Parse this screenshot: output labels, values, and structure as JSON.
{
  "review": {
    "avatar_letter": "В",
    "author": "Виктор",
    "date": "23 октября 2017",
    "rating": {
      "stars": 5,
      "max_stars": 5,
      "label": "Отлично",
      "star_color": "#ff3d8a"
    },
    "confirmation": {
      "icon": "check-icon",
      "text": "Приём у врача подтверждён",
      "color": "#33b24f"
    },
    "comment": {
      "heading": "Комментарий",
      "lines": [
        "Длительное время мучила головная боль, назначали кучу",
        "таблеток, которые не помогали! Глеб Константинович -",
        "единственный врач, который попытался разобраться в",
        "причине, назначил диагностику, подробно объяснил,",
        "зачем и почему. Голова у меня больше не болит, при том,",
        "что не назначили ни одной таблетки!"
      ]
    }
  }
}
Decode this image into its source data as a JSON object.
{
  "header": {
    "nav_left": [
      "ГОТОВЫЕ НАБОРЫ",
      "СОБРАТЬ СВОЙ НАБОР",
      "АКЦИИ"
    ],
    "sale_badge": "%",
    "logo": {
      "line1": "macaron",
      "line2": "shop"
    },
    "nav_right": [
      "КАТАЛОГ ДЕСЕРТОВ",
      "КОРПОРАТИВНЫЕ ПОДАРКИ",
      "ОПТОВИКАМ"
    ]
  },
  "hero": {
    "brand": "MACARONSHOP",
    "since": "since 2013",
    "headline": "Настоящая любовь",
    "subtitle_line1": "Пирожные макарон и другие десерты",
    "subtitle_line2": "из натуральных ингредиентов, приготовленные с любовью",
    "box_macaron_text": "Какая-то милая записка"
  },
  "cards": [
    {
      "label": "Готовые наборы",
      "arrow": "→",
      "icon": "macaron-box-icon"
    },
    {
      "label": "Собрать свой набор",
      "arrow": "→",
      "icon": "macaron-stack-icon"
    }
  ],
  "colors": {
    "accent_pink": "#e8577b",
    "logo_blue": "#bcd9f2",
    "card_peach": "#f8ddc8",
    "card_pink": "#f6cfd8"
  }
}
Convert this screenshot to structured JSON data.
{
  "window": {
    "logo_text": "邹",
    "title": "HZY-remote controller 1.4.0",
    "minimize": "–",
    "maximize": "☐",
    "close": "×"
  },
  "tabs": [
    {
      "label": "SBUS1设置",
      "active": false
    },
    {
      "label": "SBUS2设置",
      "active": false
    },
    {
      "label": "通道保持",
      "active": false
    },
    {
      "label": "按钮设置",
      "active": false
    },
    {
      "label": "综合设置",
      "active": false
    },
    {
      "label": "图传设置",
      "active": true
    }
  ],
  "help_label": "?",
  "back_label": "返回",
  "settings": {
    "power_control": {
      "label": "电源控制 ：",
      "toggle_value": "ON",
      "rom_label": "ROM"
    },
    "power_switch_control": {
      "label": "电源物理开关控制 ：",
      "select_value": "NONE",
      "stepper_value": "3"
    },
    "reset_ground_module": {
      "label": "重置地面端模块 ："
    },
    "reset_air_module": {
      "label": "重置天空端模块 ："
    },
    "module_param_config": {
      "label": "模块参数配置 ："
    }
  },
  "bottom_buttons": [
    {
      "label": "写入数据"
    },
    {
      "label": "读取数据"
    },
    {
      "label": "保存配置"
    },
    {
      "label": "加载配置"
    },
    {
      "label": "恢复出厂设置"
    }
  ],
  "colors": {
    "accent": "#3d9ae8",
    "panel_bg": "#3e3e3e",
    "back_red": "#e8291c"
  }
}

------------------------------------------------------------

To be done —
Write out the complete set of records exactly as given.

Task output —
Parse this screenshot: output labels, values, and structure as JSON.
{
  "review": {
    "avatar_letter": "В",
    "author": "Виктор",
    "date": "23 октября 2017",
    "rating": {
      "stars": 5,
      "max_stars": 5,
      "label": "Отлично",
      "star_color": "#ff3d8a"
    },
    "confirmation": {
      "icon": "check-icon",
      "text": "Приём у врача подтверждён",
      "color": "#33b24f"
    },
    "comment": {
      "heading": "Комментарий",
      "lines": [
        "Длительное время мучила головная боль, назначали кучу",
        "таблеток, которые не помогали! Глеб Константинович -",
        "единственный врач, который попытался разобраться в",
        "причине, назначил диагностику, подробно объяснил,",
        "зачем и почему. Голова у меня больше не болит, при том,",
        "что не назначили ни одной таблетки!"
      ]
    }
  }
}
Decode this image into its source data as a JSON object.
{
  "header": {
    "nav_left": [
      "ГОТОВЫЕ НАБОРЫ",
      "СОБРАТЬ СВОЙ НАБОР",
      "АКЦИИ"
    ],
    "sale_badge": "%",
    "logo": {
      "line1": "macaron",
      "line2": "shop"
    },
    "nav_right": [
      "КАТАЛОГ ДЕСЕРТОВ",
      "КОРПОРАТИВНЫЕ ПОДАРКИ",
      "ОПТОВИКАМ"
    ]
  },
  "hero": {
    "brand": "MACARONSHOP",
    "since": "since 2013",
    "headline": "Настоящая любовь",
    "subtitle_line1": "Пирожные макарон и другие десерты",
    "subtitle_line2": "из натуральных ингредиентов, приготовленные с любовью",
    "box_macaron_text": "Какая-то милая записка"
  },
  "cards": [
    {
      "label": "Готовые наборы",
      "arrow": "→",
      "icon": "macaron-box-icon"
    },
    {
      "label": "Собрать свой набор",
      "arrow": "→",
      "icon": "macaron-stack-icon"
    }
  ],
  "colors": {
    "accent_pink": "#e8577b",
    "logo_blue": "#bcd9f2",
    "card_peach": "#f8ddc8",
    "card_pink": "#f6cfd8"
  }
}
Convert this screenshot to structured JSON data.
{
  "window": {
    "logo_text": "邹",
    "title": "HZY-remote controller 1.4.0",
    "minimize": "–",
    "maximize": "☐",
    "close": "×"
  },
  "tabs": [
    {
      "label": "SBUS1设置",
      "active": false
    },
    {
      "label": "SBUS2设置",
      "active": false
    },
    {
      "label": "通道保持",
      "active": false
    },
    {
      "label": "按钮设置",
      "active": false
    },
    {
      "label": "综合设置",
      "active": false
    },
    {
      "label": "图传设置",
      "active": true
    }
  ],
  "help_label": "?",
  "back_label": "返回",
  "settings": {
    "power_control": {
      "label": "电源控制 ：",
      "toggle_value": "ON",
      "rom_label": "ROM"
    },
    "power_switch_control": {
      "label": "电源物理开关控制 ：",
      "select_value": "NONE",
      "stepper_value": "3"
    },
    "reset_ground_module": {
      "label": "重置地面端模块 ："
    },
    "reset_air_module": {
      "label": "重置天空端模块 ："
    },
    "module_param_config": {
      "label": "模块参数配置 ："
    }
  },
  "bottom_buttons": [
    {
      "label": "写入数据"
    },
    {
      "label": "读取数据"
    },
    {
      "label": "保存配置"
    },
    {
      "label": "加载配置"
    },
    {
      "label": "恢复出厂设置"
    }
  ],
  "colors": {
    "accent": "#3d9ae8",
    "panel_bg": "#3e3e3e",
    "back_red": "#e8291c"
  }
}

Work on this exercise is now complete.